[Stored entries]
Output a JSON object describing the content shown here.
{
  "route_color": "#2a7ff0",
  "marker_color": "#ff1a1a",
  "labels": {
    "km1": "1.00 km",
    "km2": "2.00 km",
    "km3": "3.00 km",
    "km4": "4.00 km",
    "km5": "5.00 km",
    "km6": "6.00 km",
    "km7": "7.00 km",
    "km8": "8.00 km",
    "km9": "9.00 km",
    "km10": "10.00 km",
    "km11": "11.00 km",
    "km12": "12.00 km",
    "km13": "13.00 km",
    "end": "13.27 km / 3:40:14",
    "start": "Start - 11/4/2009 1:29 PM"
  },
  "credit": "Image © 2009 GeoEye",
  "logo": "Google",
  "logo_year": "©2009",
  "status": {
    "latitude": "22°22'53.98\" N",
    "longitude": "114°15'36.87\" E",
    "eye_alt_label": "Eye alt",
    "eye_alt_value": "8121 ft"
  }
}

* **Work to complete**
Repeat the entries exactly, all of them.

* **Task answer**
Output a JSON object describing the content shown here.
{
  "route_color": "#2a7ff0",
  "marker_color": "#ff1a1a",
  "labels": {
    "km1": "1.00 km",
    "km2": "2.00 km",
    "km3": "3.00 km",
    "km4": "4.00 km",
    "km5": "5.00 km",
    "km6": "6.00 km",
    "km7": "7.00 km",
    "km8": "8.00 km",
    "km9": "9.00 km",
    "km10": "10.00 km",
    "km11": "11.00 km",
    "km12": "12.00 km",
    "km13": "13.00 km",
    "end": "13.27 km / 3:40:14",
    "start": "Start - 11/4/2009 1:29 PM"
  },
  "credit": "Image © 2009 GeoEye",
  "logo": "Google",
  "logo_year": "©2009",
  "status": {
    "latitude": "22°22'53.98\" N",
    "longitude": "114°15'36.87\" E",
    "eye_alt_label": "Eye alt",
    "eye_alt_value": "8121 ft"
  }
}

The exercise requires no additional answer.